Copy the listing below line for line, without changing anything.

________________

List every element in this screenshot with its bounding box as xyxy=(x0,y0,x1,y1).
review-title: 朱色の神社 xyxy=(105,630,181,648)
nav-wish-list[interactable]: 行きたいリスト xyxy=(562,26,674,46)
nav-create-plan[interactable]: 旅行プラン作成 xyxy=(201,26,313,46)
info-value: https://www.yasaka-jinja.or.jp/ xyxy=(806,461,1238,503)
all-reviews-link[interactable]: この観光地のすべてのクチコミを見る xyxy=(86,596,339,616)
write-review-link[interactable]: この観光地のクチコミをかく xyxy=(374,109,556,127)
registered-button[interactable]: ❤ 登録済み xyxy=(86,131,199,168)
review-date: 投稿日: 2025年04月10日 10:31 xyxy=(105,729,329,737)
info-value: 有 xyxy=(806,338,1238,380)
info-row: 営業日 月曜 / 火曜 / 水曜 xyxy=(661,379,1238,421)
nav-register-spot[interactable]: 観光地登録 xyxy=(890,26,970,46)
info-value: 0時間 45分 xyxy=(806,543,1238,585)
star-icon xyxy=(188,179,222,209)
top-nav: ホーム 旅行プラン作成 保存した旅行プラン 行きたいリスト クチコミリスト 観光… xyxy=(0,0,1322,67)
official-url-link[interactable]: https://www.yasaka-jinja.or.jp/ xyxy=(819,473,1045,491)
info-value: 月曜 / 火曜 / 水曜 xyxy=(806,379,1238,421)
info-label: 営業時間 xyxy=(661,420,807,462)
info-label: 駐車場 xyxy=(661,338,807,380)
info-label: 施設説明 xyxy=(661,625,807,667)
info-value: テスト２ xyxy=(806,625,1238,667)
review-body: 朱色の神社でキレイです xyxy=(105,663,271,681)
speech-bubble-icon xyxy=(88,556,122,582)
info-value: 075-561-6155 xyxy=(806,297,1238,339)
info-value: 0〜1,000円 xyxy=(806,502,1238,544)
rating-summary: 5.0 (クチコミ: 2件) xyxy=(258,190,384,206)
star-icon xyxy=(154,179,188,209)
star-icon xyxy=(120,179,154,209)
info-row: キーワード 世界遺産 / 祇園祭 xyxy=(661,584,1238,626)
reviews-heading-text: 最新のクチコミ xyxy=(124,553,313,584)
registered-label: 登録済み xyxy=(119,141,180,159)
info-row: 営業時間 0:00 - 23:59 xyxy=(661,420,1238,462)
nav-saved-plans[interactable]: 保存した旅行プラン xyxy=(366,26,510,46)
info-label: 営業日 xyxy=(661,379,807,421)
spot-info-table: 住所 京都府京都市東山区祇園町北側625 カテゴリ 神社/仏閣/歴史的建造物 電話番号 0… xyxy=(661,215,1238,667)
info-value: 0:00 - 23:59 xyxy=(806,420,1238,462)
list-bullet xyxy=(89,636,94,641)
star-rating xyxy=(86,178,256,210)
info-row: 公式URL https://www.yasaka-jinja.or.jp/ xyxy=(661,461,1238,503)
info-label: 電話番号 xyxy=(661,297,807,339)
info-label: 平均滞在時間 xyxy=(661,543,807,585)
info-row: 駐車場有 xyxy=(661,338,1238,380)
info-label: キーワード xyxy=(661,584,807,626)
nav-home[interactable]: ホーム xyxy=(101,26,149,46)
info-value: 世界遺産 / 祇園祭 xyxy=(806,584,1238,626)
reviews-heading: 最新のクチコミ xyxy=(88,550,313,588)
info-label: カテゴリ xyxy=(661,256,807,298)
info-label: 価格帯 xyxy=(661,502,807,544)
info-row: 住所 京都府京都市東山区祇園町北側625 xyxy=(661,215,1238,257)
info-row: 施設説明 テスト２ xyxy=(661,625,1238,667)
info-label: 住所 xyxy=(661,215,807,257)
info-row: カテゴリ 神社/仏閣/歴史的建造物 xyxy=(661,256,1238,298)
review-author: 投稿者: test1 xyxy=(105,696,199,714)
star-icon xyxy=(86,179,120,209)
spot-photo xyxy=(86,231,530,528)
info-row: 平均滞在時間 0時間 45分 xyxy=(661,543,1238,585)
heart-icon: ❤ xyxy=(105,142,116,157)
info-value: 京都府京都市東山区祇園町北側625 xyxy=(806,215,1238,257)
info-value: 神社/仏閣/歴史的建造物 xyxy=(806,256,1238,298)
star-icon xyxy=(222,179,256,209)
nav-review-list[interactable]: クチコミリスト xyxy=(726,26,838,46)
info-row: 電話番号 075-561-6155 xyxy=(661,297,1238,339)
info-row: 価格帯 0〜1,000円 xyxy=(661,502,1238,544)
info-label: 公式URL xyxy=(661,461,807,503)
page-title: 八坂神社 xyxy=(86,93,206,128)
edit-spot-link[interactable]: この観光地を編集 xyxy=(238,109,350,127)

________________

## CORRECT ANSWER
List every element in this screenshot with its bounding box as xyxy=(x0,y0,x1,y1).
review-title: 朱色の神社 xyxy=(105,630,181,648)
nav-wish-list[interactable]: 行きたいリスト xyxy=(562,26,674,46)
nav-create-plan[interactable]: 旅行プラン作成 xyxy=(201,26,313,46)
info-value: https://www.yasaka-jinja.or.jp/ xyxy=(806,461,1238,503)
all-reviews-link[interactable]: この観光地のすべてのクチコミを見る xyxy=(86,596,339,616)
write-review-link[interactable]: この観光地のクチコミをかく xyxy=(374,109,556,127)
registered-button[interactable]: ❤ 登録済み xyxy=(86,131,199,168)
review-date: 投稿日: 2025年04月10日 10:31 xyxy=(105,729,329,737)
info-value: 有 xyxy=(806,338,1238,380)
info-row: 営業日 月曜 / 火曜 / 水曜 xyxy=(661,379,1238,421)
nav-register-spot[interactable]: 観光地登録 xyxy=(890,26,970,46)
info-value: 0時間 45分 xyxy=(806,543,1238,585)
star-icon xyxy=(188,179,222,209)
top-nav: ホーム 旅行プラン作成 保存した旅行プラン 行きたいリスト クチコミリスト 観光… xyxy=(0,0,1322,67)
official-url-link[interactable]: https://www.yasaka-jinja.or.jp/ xyxy=(819,473,1045,491)
info-value: 月曜 / 火曜 / 水曜 xyxy=(806,379,1238,421)
info-label: 営業時間 xyxy=(661,420,807,462)
info-label: 駐車場 xyxy=(661,338,807,380)
info-label: 施設説明 xyxy=(661,625,807,667)
info-value: テスト２ xyxy=(806,625,1238,667)
review-body: 朱色の神社でキレイです xyxy=(105,663,271,681)
speech-bubble-icon xyxy=(88,556,122,582)
info-value: 075-561-6155 xyxy=(806,297,1238,339)
info-value: 0〜1,000円 xyxy=(806,502,1238,544)
rating-summary: 5.0 (クチコミ: 2件) xyxy=(258,190,384,206)
star-icon xyxy=(154,179,188,209)
star-icon xyxy=(120,179,154,209)
info-row: キーワード 世界遺産 / 祇園祭 xyxy=(661,584,1238,626)
reviews-heading-text: 最新のクチコミ xyxy=(124,553,313,584)
registered-label: 登録済み xyxy=(119,141,180,159)
info-row: 営業時間 0:00 - 23:59 xyxy=(661,420,1238,462)
nav-saved-plans[interactable]: 保存した旅行プラン xyxy=(366,26,510,46)
info-label: 営業日 xyxy=(661,379,807,421)
spot-info-table: 住所 京都府京都市東山区祇園町北側625 カテゴリ 神社/仏閣/歴史的建造物 電話番号 0… xyxy=(661,215,1238,667)
info-value: 0:00 - 23:59 xyxy=(806,420,1238,462)
list-bullet xyxy=(89,636,94,641)
star-rating xyxy=(86,178,256,210)
info-row: 公式URL https://www.yasaka-jinja.or.jp/ xyxy=(661,461,1238,503)
info-label: 電話番号 xyxy=(661,297,807,339)
info-label: 平均滞在時間 xyxy=(661,543,807,585)
info-row: 駐車場有 xyxy=(661,338,1238,380)
info-label: キーワード xyxy=(661,584,807,626)
nav-home[interactable]: ホーム xyxy=(101,26,149,46)
info-value: 世界遺産 / 祇園祭 xyxy=(806,584,1238,626)
reviews-heading: 最新のクチコミ xyxy=(88,550,313,588)
info-label: カテゴリ xyxy=(661,256,807,298)
info-label: 価格帯 xyxy=(661,502,807,544)
info-row: 住所 京都府京都市東山区祇園町北側625 xyxy=(661,215,1238,257)
info-row: 施設説明 テスト２ xyxy=(661,625,1238,667)
info-label: 住所 xyxy=(661,215,807,257)
info-row: カテゴリ 神社/仏閣/歴史的建造物 xyxy=(661,256,1238,298)
review-author: 投稿者: test1 xyxy=(105,696,199,714)
star-icon xyxy=(86,179,120,209)
spot-photo xyxy=(86,231,530,528)
info-row: 平均滞在時間 0時間 45分 xyxy=(661,543,1238,585)
heart-icon: ❤ xyxy=(105,142,116,157)
info-value: 京都府京都市東山区祇園町北側625 xyxy=(806,215,1238,257)
info-value: 神社/仏閣/歴史的建造物 xyxy=(806,256,1238,298)
star-icon xyxy=(222,179,256,209)
nav-review-list[interactable]: クチコミリスト xyxy=(726,26,838,46)
info-row: 電話番号 075-561-6155 xyxy=(661,297,1238,339)
info-row: 価格帯 0〜1,000円 xyxy=(661,502,1238,544)
info-label: 公式URL xyxy=(661,461,807,503)
page-title: 八坂神社 xyxy=(86,93,206,128)
edit-spot-link[interactable]: この観光地を編集 xyxy=(238,109,350,127)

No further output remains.